--- begin ---

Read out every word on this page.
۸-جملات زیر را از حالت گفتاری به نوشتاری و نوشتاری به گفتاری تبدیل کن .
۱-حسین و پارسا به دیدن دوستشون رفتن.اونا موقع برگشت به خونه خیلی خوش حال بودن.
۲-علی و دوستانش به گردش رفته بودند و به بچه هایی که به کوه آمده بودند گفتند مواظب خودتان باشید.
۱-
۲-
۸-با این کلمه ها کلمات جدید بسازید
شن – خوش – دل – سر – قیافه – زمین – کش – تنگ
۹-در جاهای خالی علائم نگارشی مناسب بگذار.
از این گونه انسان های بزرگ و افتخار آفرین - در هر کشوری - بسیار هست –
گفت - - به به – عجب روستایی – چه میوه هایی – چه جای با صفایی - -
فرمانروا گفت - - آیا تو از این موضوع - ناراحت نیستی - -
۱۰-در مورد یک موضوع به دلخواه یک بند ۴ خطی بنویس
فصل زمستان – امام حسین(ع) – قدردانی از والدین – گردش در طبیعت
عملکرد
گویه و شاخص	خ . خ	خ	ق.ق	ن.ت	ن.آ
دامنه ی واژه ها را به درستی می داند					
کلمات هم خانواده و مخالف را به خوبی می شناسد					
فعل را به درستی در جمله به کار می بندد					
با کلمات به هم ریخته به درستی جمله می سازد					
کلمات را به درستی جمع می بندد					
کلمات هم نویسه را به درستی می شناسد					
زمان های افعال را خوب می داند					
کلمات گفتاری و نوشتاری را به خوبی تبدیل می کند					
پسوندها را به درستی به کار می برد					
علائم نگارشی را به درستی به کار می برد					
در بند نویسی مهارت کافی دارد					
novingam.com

--- end ---
--- begin ---

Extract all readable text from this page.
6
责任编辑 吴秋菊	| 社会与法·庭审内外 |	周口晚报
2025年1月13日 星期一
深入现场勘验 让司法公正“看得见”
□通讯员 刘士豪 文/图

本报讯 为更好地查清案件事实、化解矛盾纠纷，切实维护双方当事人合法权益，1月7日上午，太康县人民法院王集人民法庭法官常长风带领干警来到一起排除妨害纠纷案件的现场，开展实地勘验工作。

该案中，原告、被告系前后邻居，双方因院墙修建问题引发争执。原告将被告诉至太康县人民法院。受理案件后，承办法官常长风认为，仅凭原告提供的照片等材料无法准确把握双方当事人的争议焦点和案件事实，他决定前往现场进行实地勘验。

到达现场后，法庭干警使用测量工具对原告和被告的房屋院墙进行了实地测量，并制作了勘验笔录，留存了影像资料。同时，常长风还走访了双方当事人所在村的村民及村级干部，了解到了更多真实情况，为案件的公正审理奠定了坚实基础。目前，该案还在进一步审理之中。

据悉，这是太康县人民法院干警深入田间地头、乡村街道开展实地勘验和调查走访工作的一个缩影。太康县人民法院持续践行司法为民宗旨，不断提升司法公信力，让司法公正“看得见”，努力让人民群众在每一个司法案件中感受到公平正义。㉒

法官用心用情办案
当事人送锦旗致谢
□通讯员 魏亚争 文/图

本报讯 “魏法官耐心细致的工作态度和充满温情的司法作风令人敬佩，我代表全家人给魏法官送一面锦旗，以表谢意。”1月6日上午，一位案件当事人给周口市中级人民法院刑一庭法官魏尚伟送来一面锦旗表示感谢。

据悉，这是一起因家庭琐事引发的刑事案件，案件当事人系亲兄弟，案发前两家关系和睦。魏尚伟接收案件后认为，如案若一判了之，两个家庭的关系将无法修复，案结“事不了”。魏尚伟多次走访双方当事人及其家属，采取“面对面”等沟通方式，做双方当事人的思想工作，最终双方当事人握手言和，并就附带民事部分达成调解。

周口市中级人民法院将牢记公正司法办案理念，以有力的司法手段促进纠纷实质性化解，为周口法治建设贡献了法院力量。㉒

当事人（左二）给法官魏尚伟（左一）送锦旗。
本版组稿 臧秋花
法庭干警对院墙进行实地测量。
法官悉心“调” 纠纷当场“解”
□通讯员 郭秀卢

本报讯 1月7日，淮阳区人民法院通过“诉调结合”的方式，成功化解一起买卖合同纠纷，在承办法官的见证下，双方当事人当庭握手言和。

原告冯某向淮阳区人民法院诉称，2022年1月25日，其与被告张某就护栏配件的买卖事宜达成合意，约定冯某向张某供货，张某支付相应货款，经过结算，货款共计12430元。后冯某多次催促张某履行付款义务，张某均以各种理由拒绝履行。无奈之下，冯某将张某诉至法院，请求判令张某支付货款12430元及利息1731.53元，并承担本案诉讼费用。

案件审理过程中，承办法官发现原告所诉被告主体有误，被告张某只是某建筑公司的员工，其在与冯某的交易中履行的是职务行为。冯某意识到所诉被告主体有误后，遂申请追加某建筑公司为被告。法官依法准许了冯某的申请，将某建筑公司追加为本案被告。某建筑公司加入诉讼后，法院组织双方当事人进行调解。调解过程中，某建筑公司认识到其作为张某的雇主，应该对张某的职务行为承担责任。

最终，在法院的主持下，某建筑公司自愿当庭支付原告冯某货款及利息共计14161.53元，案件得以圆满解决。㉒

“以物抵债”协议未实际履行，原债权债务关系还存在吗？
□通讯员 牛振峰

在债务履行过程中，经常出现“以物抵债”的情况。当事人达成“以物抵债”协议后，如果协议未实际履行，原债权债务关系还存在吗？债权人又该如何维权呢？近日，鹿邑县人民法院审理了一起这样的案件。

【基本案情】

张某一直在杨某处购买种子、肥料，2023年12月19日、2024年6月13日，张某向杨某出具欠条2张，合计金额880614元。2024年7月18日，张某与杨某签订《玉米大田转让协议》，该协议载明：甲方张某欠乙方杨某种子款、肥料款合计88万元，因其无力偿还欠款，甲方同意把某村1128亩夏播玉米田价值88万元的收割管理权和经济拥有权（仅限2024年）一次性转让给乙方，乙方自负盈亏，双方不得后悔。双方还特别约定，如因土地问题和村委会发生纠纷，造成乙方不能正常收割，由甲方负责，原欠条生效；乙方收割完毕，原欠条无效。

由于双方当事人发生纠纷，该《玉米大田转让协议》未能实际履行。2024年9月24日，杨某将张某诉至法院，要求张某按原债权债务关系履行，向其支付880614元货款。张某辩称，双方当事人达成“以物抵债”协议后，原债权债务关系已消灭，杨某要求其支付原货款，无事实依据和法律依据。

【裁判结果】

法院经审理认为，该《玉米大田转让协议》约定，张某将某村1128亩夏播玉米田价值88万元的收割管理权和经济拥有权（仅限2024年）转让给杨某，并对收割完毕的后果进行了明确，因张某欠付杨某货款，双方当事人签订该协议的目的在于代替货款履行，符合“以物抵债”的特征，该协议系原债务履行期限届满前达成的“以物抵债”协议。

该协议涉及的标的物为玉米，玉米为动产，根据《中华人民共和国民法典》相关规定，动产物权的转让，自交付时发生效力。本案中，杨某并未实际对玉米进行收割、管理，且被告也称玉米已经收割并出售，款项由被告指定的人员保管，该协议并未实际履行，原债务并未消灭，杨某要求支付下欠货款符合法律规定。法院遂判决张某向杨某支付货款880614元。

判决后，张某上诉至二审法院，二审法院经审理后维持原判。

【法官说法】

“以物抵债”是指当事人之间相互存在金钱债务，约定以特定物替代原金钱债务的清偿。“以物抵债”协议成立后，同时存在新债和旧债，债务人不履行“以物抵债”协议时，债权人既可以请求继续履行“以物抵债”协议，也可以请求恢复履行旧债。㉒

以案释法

--- end ---
--- begin ---

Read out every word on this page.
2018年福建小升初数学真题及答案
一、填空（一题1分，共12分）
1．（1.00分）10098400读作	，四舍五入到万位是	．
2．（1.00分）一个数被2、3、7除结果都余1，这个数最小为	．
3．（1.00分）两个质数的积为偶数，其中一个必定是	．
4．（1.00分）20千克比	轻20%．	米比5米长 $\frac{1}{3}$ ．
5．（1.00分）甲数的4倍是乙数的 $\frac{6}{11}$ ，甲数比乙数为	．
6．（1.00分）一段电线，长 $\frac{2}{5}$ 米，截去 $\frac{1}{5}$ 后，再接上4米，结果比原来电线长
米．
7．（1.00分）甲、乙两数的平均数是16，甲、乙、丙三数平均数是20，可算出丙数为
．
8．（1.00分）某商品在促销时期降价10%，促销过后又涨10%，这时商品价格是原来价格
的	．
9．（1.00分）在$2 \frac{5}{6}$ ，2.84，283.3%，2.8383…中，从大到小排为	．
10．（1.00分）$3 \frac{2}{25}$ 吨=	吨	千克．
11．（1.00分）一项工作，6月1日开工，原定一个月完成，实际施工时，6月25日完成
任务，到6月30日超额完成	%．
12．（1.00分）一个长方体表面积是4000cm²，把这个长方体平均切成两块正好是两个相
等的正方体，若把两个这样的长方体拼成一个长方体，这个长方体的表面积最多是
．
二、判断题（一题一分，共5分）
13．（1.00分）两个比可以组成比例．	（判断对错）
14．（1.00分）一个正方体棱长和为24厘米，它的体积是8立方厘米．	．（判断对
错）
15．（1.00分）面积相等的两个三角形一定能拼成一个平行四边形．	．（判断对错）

--- end ---

> **STATED TASK**
Examine the records and report how many lines contain the string "نگارشی". Only the number should be given.

> **ANSWER TO THE TASK**
2